=== Supplied records ===
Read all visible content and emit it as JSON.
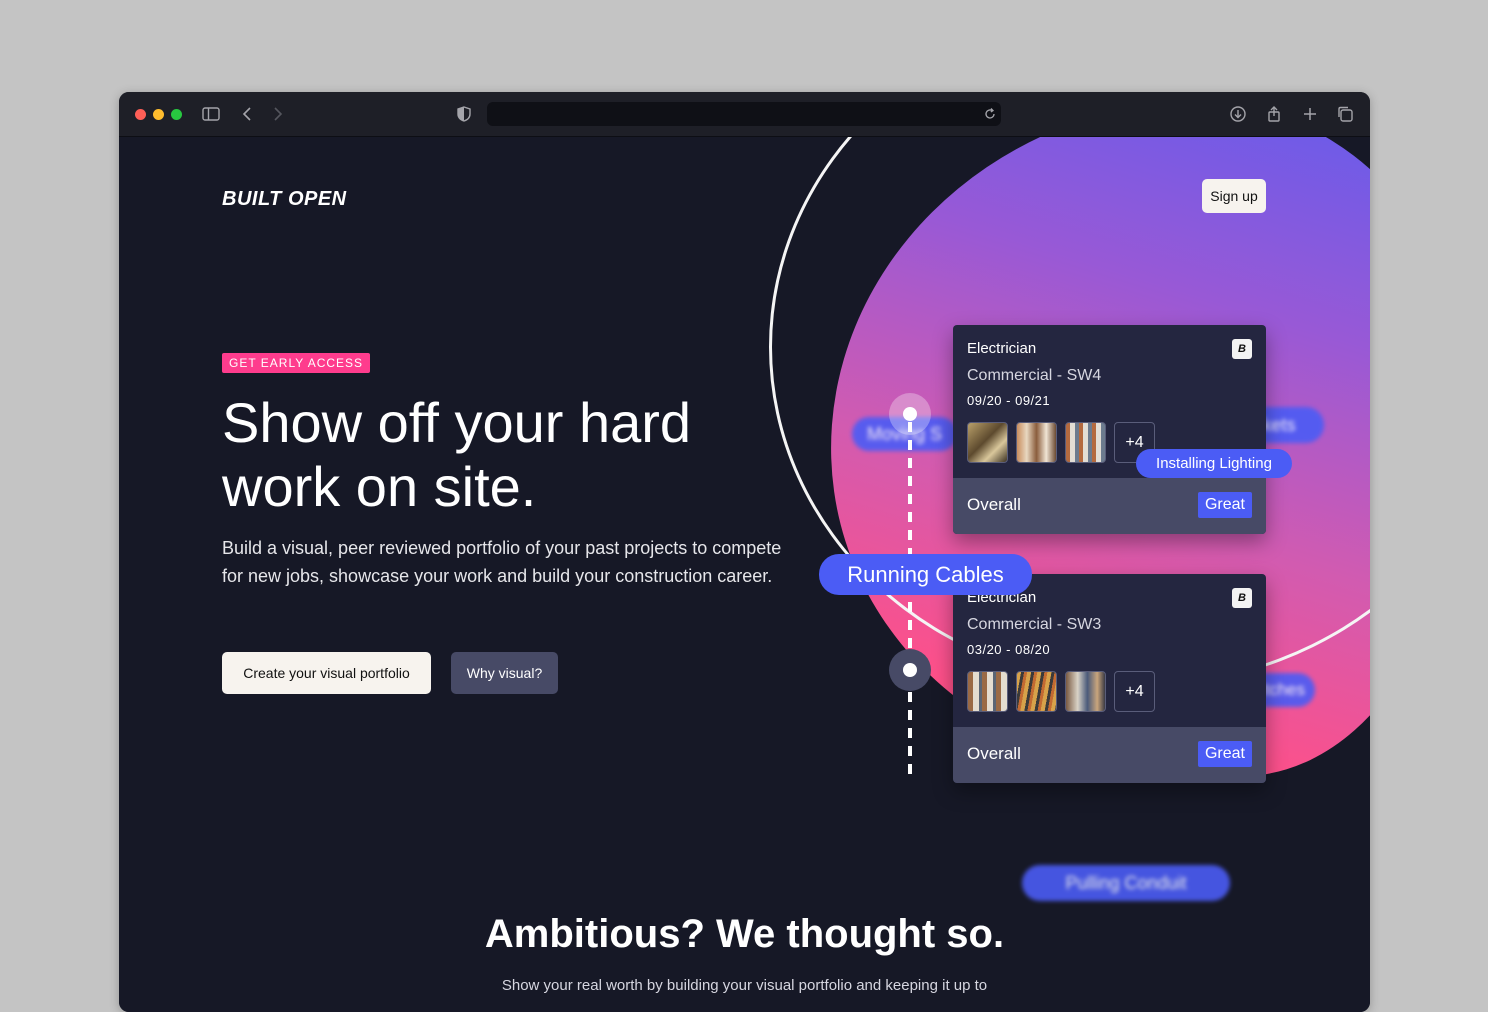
{
  "browser": {
    "url": ""
  },
  "header": {
    "logo": "BUILT OPEN",
    "signup_label": "Sign up"
  },
  "hero": {
    "badge": "GET EARLY ACCESS",
    "headline": "Show off your hard work on site.",
    "subtext": "Build a visual, peer reviewed portfolio of your past projects to compete for new jobs, showcase your work and build your construction career.",
    "primary_cta": "Create your visual portfolio",
    "secondary_cta": "Why visual?"
  },
  "task_pills": {
    "moving": "Moving S",
    "sockets": "Fitting Sockets",
    "installing": "Installing Lighting",
    "running": "Running Cables",
    "switches": "Switches",
    "pulling": "Pulling Conduit"
  },
  "cards": [
    {
      "role": "Electrician",
      "location": "Commercial - SW4",
      "dates": "09/20 - 09/21",
      "brand": "B",
      "more": "+4",
      "overall_label": "Overall",
      "rating": "Great"
    },
    {
      "role": "Electrician",
      "location": "Commercial - SW3",
      "dates": "03/20 - 08/20",
      "brand": "B",
      "more": "+4",
      "overall_label": "Overall",
      "rating": "Great"
    }
  ],
  "section2": {
    "title": "Ambitious? We thought so.",
    "subtitle": "Show your real worth by building your visual portfolio and keeping it up to"
  },
  "colors": {
    "background": "#161826",
    "accent_pink": "#fe3c8d",
    "accent_blue": "#4b5cf5",
    "card": "#242640",
    "card_footer": "#474a66"
  }
}
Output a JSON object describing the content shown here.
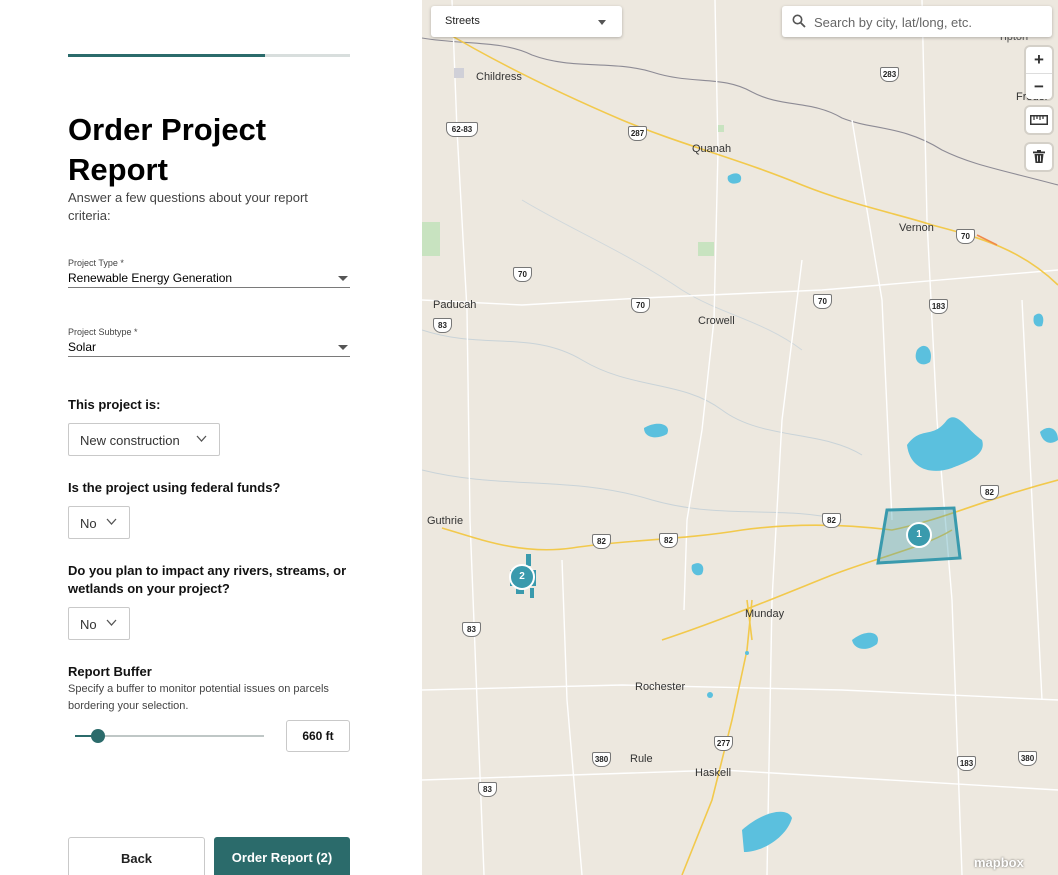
{
  "progress": {
    "value": 0.7
  },
  "header": {
    "title": "Order Project Report",
    "subtitle": "Answer a few questions about your report criteria:"
  },
  "project_type": {
    "label": "Project Type *",
    "value": "Renewable Energy Generation"
  },
  "project_subtype": {
    "label": "Project Subtype *",
    "value": "Solar"
  },
  "questions": {
    "project_is": {
      "label": "This project is:",
      "value": "New construction"
    },
    "federal_funds": {
      "label": "Is the project using federal funds?",
      "value": "No"
    },
    "waters": {
      "label": "Do you plan to impact any rivers, streams, or wetlands on your project?",
      "value": "No"
    }
  },
  "buffer": {
    "title": "Report Buffer",
    "description": "Specify a buffer to monitor potential issues on parcels bordering your selection.",
    "value": "660 ft",
    "slider_fraction": 0.12
  },
  "actions": {
    "back": "Back",
    "order": "Order Report (2)"
  },
  "map": {
    "style_select": "Streets",
    "search_placeholder": "Search by city, lat/long, etc.",
    "zoom_in": "+",
    "zoom_out": "−",
    "towns": {
      "childress": "Childress",
      "quanah": "Quanah",
      "vernon": "Vernon",
      "paducah": "Paducah",
      "crowell": "Crowell",
      "guthrie": "Guthrie",
      "munday": "Munday",
      "rochester": "Rochester",
      "rule": "Rule",
      "haskell": "Haskell",
      "frederick": "Freder",
      "tipton": "Tipton"
    },
    "routes": {
      "r6283": "62-83",
      "r287": "287",
      "r283": "283",
      "r70a": "70",
      "r70b": "70",
      "r70c": "70",
      "r70d": "70",
      "r83a": "83",
      "r83b": "83",
      "r83c": "83",
      "r183a": "183",
      "r183b": "183",
      "r82a": "82",
      "r82b": "82",
      "r82c": "82",
      "r82d": "82",
      "r277": "277",
      "r380a": "380",
      "r380b": "380"
    },
    "clusters": [
      "1",
      "2"
    ],
    "attribution": "mapbox",
    "colors": {
      "water": "#5bc0de",
      "land": "#ede8df",
      "selection": "#3a9aad",
      "brand": "#2b6b6b"
    }
  }
}
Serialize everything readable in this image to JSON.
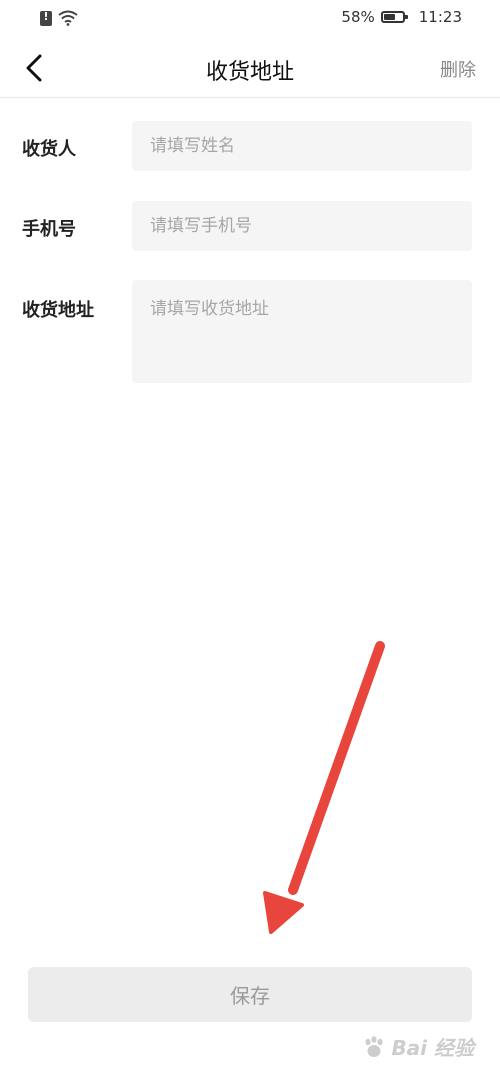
{
  "status_bar": {
    "battery_percent": "58%",
    "time": "11:23",
    "icons": [
      "sim-alert-icon",
      "wifi-icon",
      "battery-icon"
    ]
  },
  "nav": {
    "title": "收货地址",
    "delete_label": "删除",
    "back_icon": "chevron-left-icon"
  },
  "form": {
    "name": {
      "label": "收货人",
      "placeholder": "请填写姓名",
      "value": ""
    },
    "phone": {
      "label": "手机号",
      "placeholder": "请填写手机号",
      "value": ""
    },
    "address": {
      "label": "收货地址",
      "placeholder": "请填写收货地址",
      "value": ""
    }
  },
  "save_label": "保存",
  "annotation": {
    "arrow_color": "#e8453c"
  },
  "watermark": {
    "text": "Bai  经验",
    "icon": "baidu-paw-icon"
  }
}
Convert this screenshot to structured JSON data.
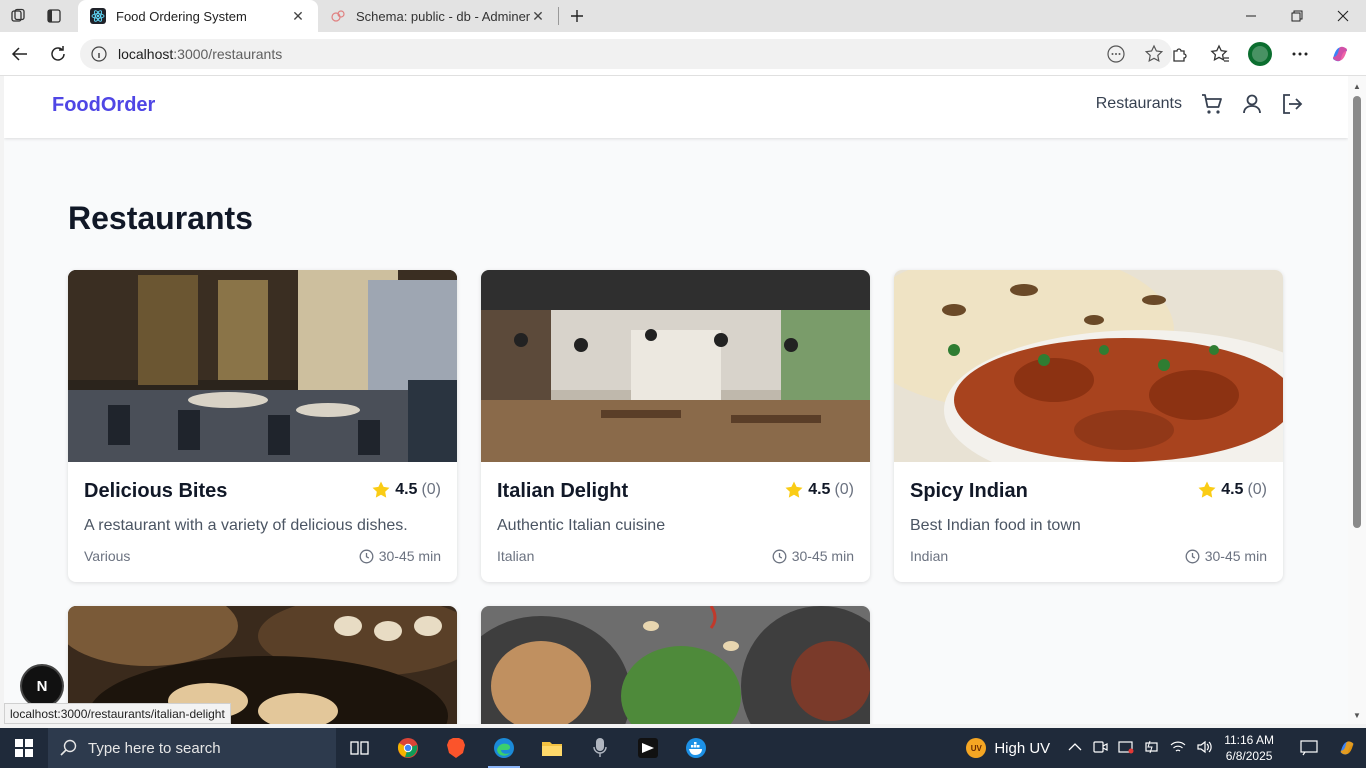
{
  "browser": {
    "tabs": [
      {
        "title": "Food Ordering System",
        "active": true
      },
      {
        "title": "Schema: public - db - Adminer",
        "active": false
      }
    ],
    "url_host": "localhost",
    "url_path": ":3000/restaurants",
    "status_url": "localhost:3000/restaurants/italian-delight"
  },
  "app": {
    "brand": "FoodOrder",
    "nav_link": "Restaurants",
    "brand_color": "#4f46e5"
  },
  "page": {
    "title": "Restaurants"
  },
  "restaurants": [
    {
      "name": "Delicious Bites",
      "rating": "4.5",
      "count": "(0)",
      "description": "A restaurant with a variety of delicious dishes.",
      "cuisine": "Various",
      "time": "30-45 min"
    },
    {
      "name": "Italian Delight",
      "rating": "4.5",
      "count": "(0)",
      "description": "Authentic Italian cuisine",
      "cuisine": "Italian",
      "time": "30-45 min"
    },
    {
      "name": "Spicy Indian",
      "rating": "4.5",
      "count": "(0)",
      "description": "Best Indian food in town",
      "cuisine": "Indian",
      "time": "30-45 min"
    }
  ],
  "next_badge": "N",
  "taskbar": {
    "search_placeholder": "Type here to search",
    "weather": "High UV",
    "uv_badge": "UV",
    "time": "11:16 AM",
    "date": "6/8/2025"
  }
}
===
▶ **Exercise details**: Check each line above for the word "content" and say how many have it, with nothing else.

▶ **Task answer**: 2